**What the exercise asks:**
Quote the full listing word for word.

**Records shown:**

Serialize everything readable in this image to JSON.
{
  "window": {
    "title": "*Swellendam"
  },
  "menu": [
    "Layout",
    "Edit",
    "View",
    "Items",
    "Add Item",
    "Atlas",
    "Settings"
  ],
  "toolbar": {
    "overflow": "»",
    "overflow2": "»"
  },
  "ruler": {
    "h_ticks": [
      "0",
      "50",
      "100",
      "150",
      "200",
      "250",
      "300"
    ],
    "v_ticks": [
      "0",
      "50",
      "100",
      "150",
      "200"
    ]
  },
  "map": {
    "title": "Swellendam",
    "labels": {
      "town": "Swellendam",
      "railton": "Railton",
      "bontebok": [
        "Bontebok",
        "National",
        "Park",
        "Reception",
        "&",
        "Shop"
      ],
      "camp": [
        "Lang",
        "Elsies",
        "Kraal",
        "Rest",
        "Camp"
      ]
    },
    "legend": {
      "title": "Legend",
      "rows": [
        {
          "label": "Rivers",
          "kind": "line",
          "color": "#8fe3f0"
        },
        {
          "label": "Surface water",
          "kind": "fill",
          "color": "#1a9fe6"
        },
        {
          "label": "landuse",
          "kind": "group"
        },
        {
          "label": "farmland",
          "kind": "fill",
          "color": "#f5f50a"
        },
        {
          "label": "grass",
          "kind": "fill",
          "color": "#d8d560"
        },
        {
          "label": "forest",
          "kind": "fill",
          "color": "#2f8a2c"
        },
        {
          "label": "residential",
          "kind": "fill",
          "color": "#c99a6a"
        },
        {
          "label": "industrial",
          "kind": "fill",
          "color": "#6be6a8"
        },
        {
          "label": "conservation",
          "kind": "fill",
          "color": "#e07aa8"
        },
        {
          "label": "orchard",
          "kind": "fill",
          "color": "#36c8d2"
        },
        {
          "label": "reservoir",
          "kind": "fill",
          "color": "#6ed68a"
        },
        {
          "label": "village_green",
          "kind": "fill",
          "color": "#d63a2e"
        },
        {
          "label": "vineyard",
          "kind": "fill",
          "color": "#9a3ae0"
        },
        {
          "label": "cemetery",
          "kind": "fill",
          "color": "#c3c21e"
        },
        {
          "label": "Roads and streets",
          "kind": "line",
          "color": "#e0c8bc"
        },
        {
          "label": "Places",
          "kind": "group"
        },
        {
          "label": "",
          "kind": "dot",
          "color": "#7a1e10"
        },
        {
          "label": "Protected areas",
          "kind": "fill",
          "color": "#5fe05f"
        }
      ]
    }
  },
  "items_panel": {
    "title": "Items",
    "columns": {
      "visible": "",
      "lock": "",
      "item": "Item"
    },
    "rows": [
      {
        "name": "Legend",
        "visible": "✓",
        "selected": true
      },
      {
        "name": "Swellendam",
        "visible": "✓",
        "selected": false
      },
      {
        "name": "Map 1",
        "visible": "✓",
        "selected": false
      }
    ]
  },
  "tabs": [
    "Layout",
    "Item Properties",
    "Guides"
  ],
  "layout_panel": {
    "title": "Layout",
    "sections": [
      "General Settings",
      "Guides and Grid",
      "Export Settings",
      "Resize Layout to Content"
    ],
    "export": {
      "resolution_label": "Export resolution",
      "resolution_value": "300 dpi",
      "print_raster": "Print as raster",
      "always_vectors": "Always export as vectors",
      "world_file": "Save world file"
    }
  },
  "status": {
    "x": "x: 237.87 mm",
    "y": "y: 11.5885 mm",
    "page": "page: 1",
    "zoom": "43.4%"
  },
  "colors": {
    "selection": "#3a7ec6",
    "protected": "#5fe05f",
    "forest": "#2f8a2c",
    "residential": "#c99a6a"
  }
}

**Right answer:**
Serialize everything readable in this image to JSON.
{
  "window": {
    "title": "*Swellendam"
  },
  "menu": [
    "Layout",
    "Edit",
    "View",
    "Items",
    "Add Item",
    "Atlas",
    "Settings"
  ],
  "toolbar": {
    "overflow": "»",
    "overflow2": "»"
  },
  "ruler": {
    "h_ticks": [
      "0",
      "50",
      "100",
      "150",
      "200",
      "250",
      "300"
    ],
    "v_ticks": [
      "0",
      "50",
      "100",
      "150",
      "200"
    ]
  },
  "map": {
    "title": "Swellendam",
    "labels": {
      "town": "Swellendam",
      "railton": "Railton",
      "bontebok": [
        "Bontebok",
        "National",
        "Park",
        "Reception",
        "&",
        "Shop"
      ],
      "camp": [
        "Lang",
        "Elsies",
        "Kraal",
        "Rest",
        "Camp"
      ]
    },
    "legend": {
      "title": "Legend",
      "rows": [
        {
          "label": "Rivers",
          "kind": "line",
          "color": "#8fe3f0"
        },
        {
          "label": "Surface water",
          "kind": "fill",
          "color": "#1a9fe6"
        },
        {
          "label": "landuse",
          "kind": "group"
        },
        {
          "label": "farmland",
          "kind": "fill",
          "color": "#f5f50a"
        },
        {
          "label": "grass",
          "kind": "fill",
          "color": "#d8d560"
        },
        {
          "label": "forest",
          "kind": "fill",
          "color": "#2f8a2c"
        },
        {
          "label": "residential",
          "kind": "fill",
          "color": "#c99a6a"
        },
        {
          "label": "industrial",
          "kind": "fill",
          "color": "#6be6a8"
        },
        {
          "label": "conservation",
          "kind": "fill",
          "color": "#e07aa8"
        },
        {
          "label": "orchard",
          "kind": "fill",
          "color": "#36c8d2"
        },
        {
          "label": "reservoir",
          "kind": "fill",
          "color": "#6ed68a"
        },
        {
          "label": "village_green",
          "kind": "fill",
          "color": "#d63a2e"
        },
        {
          "label": "vineyard",
          "kind": "fill",
          "color": "#9a3ae0"
        },
        {
          "label": "cemetery",
          "kind": "fill",
          "color": "#c3c21e"
        },
        {
          "label": "Roads and streets",
          "kind": "line",
          "color": "#e0c8bc"
        },
        {
          "label": "Places",
          "kind": "group"
        },
        {
          "label": "",
          "kind": "dot",
          "color": "#7a1e10"
        },
        {
          "label": "Protected areas",
          "kind": "fill",
          "color": "#5fe05f"
        }
      ]
    }
  },
  "items_panel": {
    "title": "Items",
    "columns": {
      "visible": "",
      "lock": "",
      "item": "Item"
    },
    "rows": [
      {
        "name": "Legend",
        "visible": "✓",
        "selected": true
      },
      {
        "name": "Swellendam",
        "visible": "✓",
        "selected": false
      },
      {
        "name": "Map 1",
        "visible": "✓",
        "selected": false
      }
    ]
  },
  "tabs": [
    "Layout",
    "Item Properties",
    "Guides"
  ],
  "layout_panel": {
    "title": "Layout",
    "sections": [
      "General Settings",
      "Guides and Grid",
      "Export Settings",
      "Resize Layout to Content"
    ],
    "export": {
      "resolution_label": "Export resolution",
      "resolution_value": "300 dpi",
      "print_raster": "Print as raster",
      "always_vectors": "Always export as vectors",
      "world_file": "Save world file"
    }
  },
  "status": {
    "x": "x: 237.87 mm",
    "y": "y: 11.5885 mm",
    "page": "page: 1",
    "zoom": "43.4%"
  },
  "colors": {
    "selection": "#3a7ec6",
    "protected": "#5fe05f",
    "forest": "#2f8a2c",
    "residential": "#c99a6a"
  }
}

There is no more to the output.